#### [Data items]
(begin)
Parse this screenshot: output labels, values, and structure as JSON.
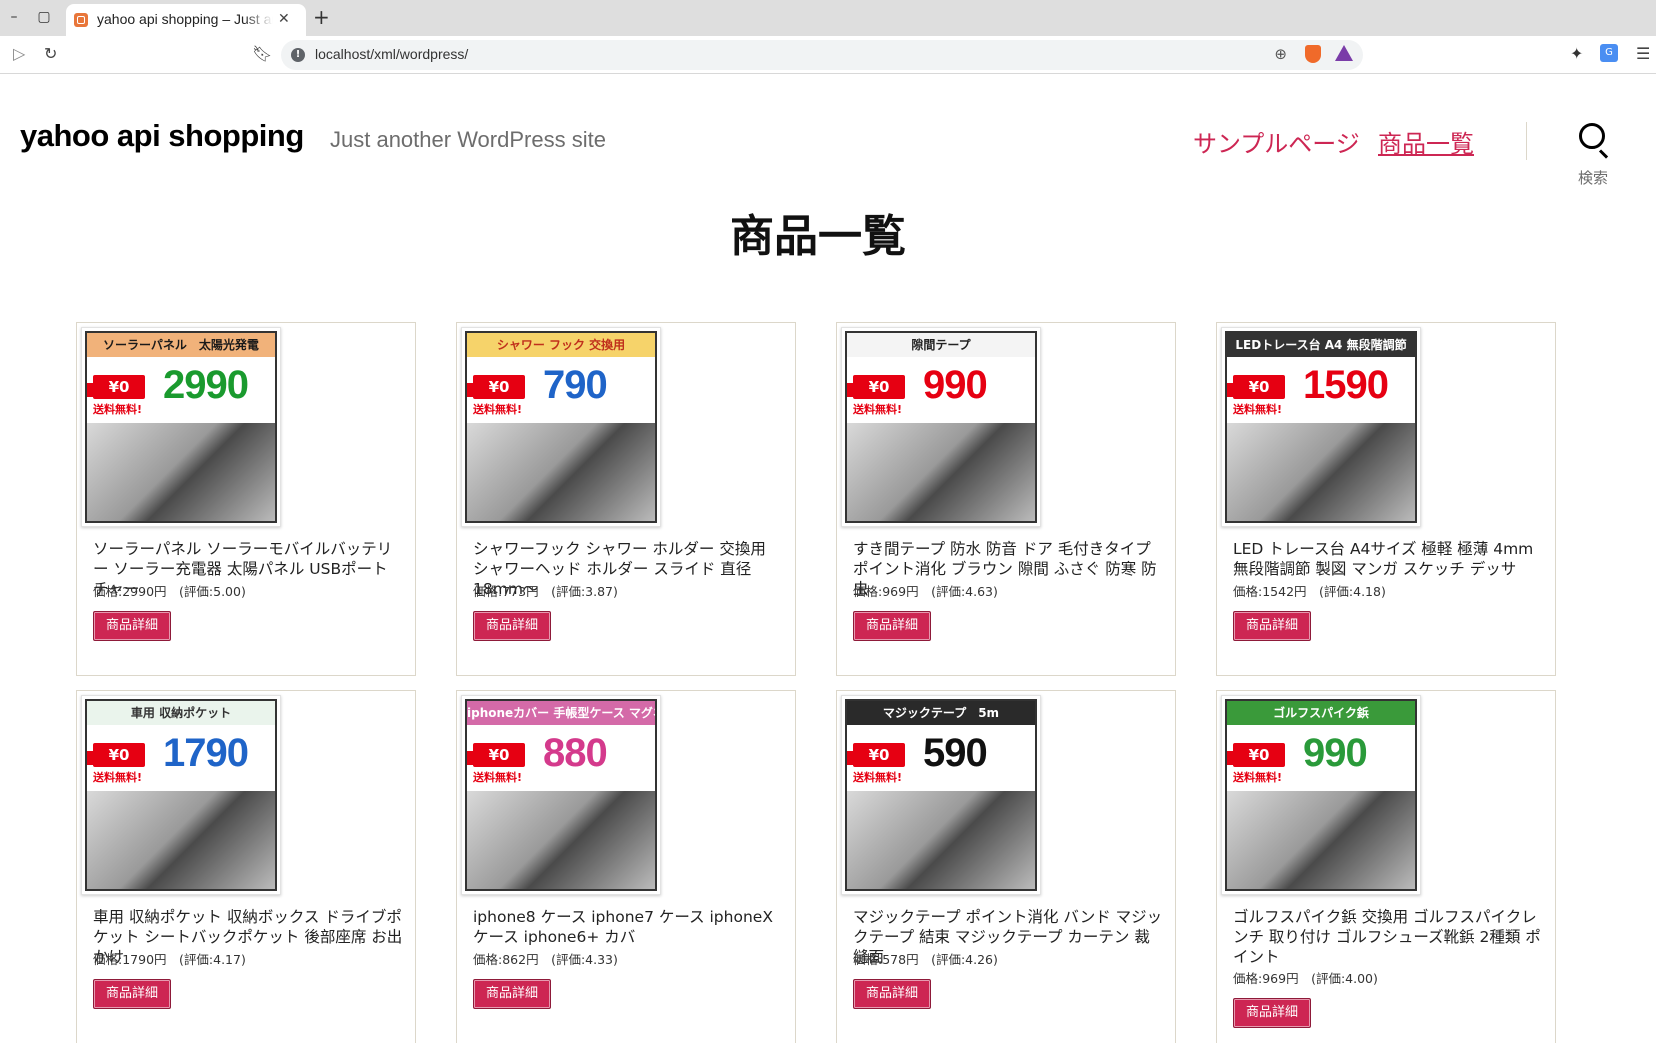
{
  "browser": {
    "tab_title": "yahoo api shopping – Just another WordPress site",
    "tab_close": "✕",
    "new_tab": "+",
    "url": "localhost/xml/wordpress/",
    "minimize": "–",
    "maximize": "▢"
  },
  "site": {
    "title": "yahoo api shopping",
    "description": "Just another WordPress site",
    "nav": [
      {
        "label": "サンプルページ"
      },
      {
        "label": "商品一覧"
      }
    ],
    "search_label": "検索"
  },
  "page": {
    "title": "商品一覧",
    "detail_button_label": "商品詳細"
  },
  "products": [
    {
      "name": "ソーラーパネル ソーラーモバイルバッテリー ソーラー充電器 太陽パネル USBポート チャー",
      "meta": "価格:2990円　(評価:5.00)",
      "thumb_banner": "ソーラーパネル　太陽光発電",
      "thumb_price": "2990",
      "banner_bg": "#f1b27a",
      "banner_fg": "#1a1a1a",
      "price_color": "#1a9a2e"
    },
    {
      "name": "シャワーフック シャワー ホルダー 交換用 シャワーヘッド ホルダー スライド 直径18mm〜",
      "meta": "価格:773円　(評価:3.87)",
      "thumb_banner": "シャワー フック 交換用",
      "thumb_price": "790",
      "banner_bg": "#f6d36a",
      "banner_fg": "#c0301c",
      "price_color": "#1f64c8"
    },
    {
      "name": "すき間テープ 防水 防音 ドア 毛付きタイプ ポイント消化 ブラウン 隙間 ふさぐ 防寒 防虫",
      "meta": "価格:969円　(評価:4.63)",
      "thumb_banner": "隙間テープ",
      "thumb_price": "990",
      "banner_bg": "#f4f4f4",
      "banner_fg": "#222222",
      "price_color": "#e60012"
    },
    {
      "name": "LED トレース台 A4サイズ 極軽 極薄 4mm 無段階調節 製図 マンガ スケッチ デッサ",
      "meta": "価格:1542円　(評価:4.18)",
      "thumb_banner": "LEDトレース台 A4 無段階調節",
      "thumb_price": "1590",
      "banner_bg": "#333333",
      "banner_fg": "#ffffff",
      "price_color": "#e60012"
    },
    {
      "name": "車用 収納ポケット 収納ボックス ドライブポケット シートバックポケット 後部座席 お出かけ",
      "meta": "価格:1790円　(評価:4.17)",
      "thumb_banner": "車用 収納ポケット",
      "thumb_price": "1790",
      "banner_bg": "#eaf4ec",
      "banner_fg": "#333333",
      "price_color": "#1f64c8"
    },
    {
      "name": "iphone8 ケース iphone7 ケース iphoneX ケース iphone6+ カバ",
      "meta": "価格:862円　(評価:4.33)",
      "thumb_banner": "iphoneカバー 手帳型ケース マグネット式",
      "thumb_price": "880",
      "banner_bg": "#d46aa8",
      "banner_fg": "#ffffff",
      "price_color": "#d43a8c"
    },
    {
      "name": "マジックテープ ポイント消化 バンド マジックテープ 結束 マジックテープ カーテン 裁縫面",
      "meta": "価格:578円　(評価:4.26)",
      "thumb_banner": "マジックテープ　5m",
      "thumb_price": "590",
      "banner_bg": "#2a2a2a",
      "banner_fg": "#ffffff",
      "price_color": "#111111"
    },
    {
      "name": "ゴルフスパイク鋲 交換用 ゴルフスパイクレンチ 取り付け ゴルフシューズ靴鋲 2種類 ポイント",
      "meta": "価格:969円　(評価:4.00)",
      "thumb_banner": "ゴルフスパイク鋲",
      "thumb_price": "990",
      "banner_bg": "#3a9a3a",
      "banner_fg": "#ffffff",
      "price_color": "#2a9a3a"
    }
  ],
  "colors": {
    "accent": "#cd2653",
    "border": "#dcd7ca"
  }
}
(end)
#### [What you need to do]
Make an exact copy of all entries above, dropping the images.

#### [Expected answer]
Parse this screenshot: output labels, values, and structure as JSON.
{
  "browser": {
    "tab_title": "yahoo api shopping – Just another WordPress site",
    "tab_close": "✕",
    "new_tab": "+",
    "url": "localhost/xml/wordpress/",
    "minimize": "–",
    "maximize": "▢"
  },
  "site": {
    "title": "yahoo api shopping",
    "description": "Just another WordPress site",
    "nav": [
      {
        "label": "サンプルページ"
      },
      {
        "label": "商品一覧"
      }
    ],
    "search_label": "検索"
  },
  "page": {
    "title": "商品一覧",
    "detail_button_label": "商品詳細"
  },
  "products": [
    {
      "name": "ソーラーパネル ソーラーモバイルバッテリー ソーラー充電器 太陽パネル USBポート チャー",
      "meta": "価格:2990円　(評価:5.00)",
      "thumb_banner": "ソーラーパネル　太陽光発電",
      "thumb_price": "2990",
      "banner_bg": "#f1b27a",
      "banner_fg": "#1a1a1a",
      "price_color": "#1a9a2e"
    },
    {
      "name": "シャワーフック シャワー ホルダー 交換用 シャワーヘッド ホルダー スライド 直径18mm〜",
      "meta": "価格:773円　(評価:3.87)",
      "thumb_banner": "シャワー フック 交換用",
      "thumb_price": "790",
      "banner_bg": "#f6d36a",
      "banner_fg": "#c0301c",
      "price_color": "#1f64c8"
    },
    {
      "name": "すき間テープ 防水 防音 ドア 毛付きタイプ ポイント消化 ブラウン 隙間 ふさぐ 防寒 防虫",
      "meta": "価格:969円　(評価:4.63)",
      "thumb_banner": "隙間テープ",
      "thumb_price": "990",
      "banner_bg": "#f4f4f4",
      "banner_fg": "#222222",
      "price_color": "#e60012"
    },
    {
      "name": "LED トレース台 A4サイズ 極軽 極薄 4mm 無段階調節 製図 マンガ スケッチ デッサ",
      "meta": "価格:1542円　(評価:4.18)",
      "thumb_banner": "LEDトレース台 A4 無段階調節",
      "thumb_price": "1590",
      "banner_bg": "#333333",
      "banner_fg": "#ffffff",
      "price_color": "#e60012"
    },
    {
      "name": "車用 収納ポケット 収納ボックス ドライブポケット シートバックポケット 後部座席 お出かけ",
      "meta": "価格:1790円　(評価:4.17)",
      "thumb_banner": "車用 収納ポケット",
      "thumb_price": "1790",
      "banner_bg": "#eaf4ec",
      "banner_fg": "#333333",
      "price_color": "#1f64c8"
    },
    {
      "name": "iphone8 ケース iphone7 ケース iphoneX ケース iphone6+ カバ",
      "meta": "価格:862円　(評価:4.33)",
      "thumb_banner": "iphoneカバー 手帳型ケース マグネット式",
      "thumb_price": "880",
      "banner_bg": "#d46aa8",
      "banner_fg": "#ffffff",
      "price_color": "#d43a8c"
    },
    {
      "name": "マジックテープ ポイント消化 バンド マジックテープ 結束 マジックテープ カーテン 裁縫面",
      "meta": "価格:578円　(評価:4.26)",
      "thumb_banner": "マジックテープ　5m",
      "thumb_price": "590",
      "banner_bg": "#2a2a2a",
      "banner_fg": "#ffffff",
      "price_color": "#111111"
    },
    {
      "name": "ゴルフスパイク鋲 交換用 ゴルフスパイクレンチ 取り付け ゴルフシューズ靴鋲 2種類 ポイント",
      "meta": "価格:969円　(評価:4.00)",
      "thumb_banner": "ゴルフスパイク鋲",
      "thumb_price": "990",
      "banner_bg": "#3a9a3a",
      "banner_fg": "#ffffff",
      "price_color": "#2a9a3a"
    }
  ],
  "colors": {
    "accent": "#cd2653",
    "border": "#dcd7ca"
  }
}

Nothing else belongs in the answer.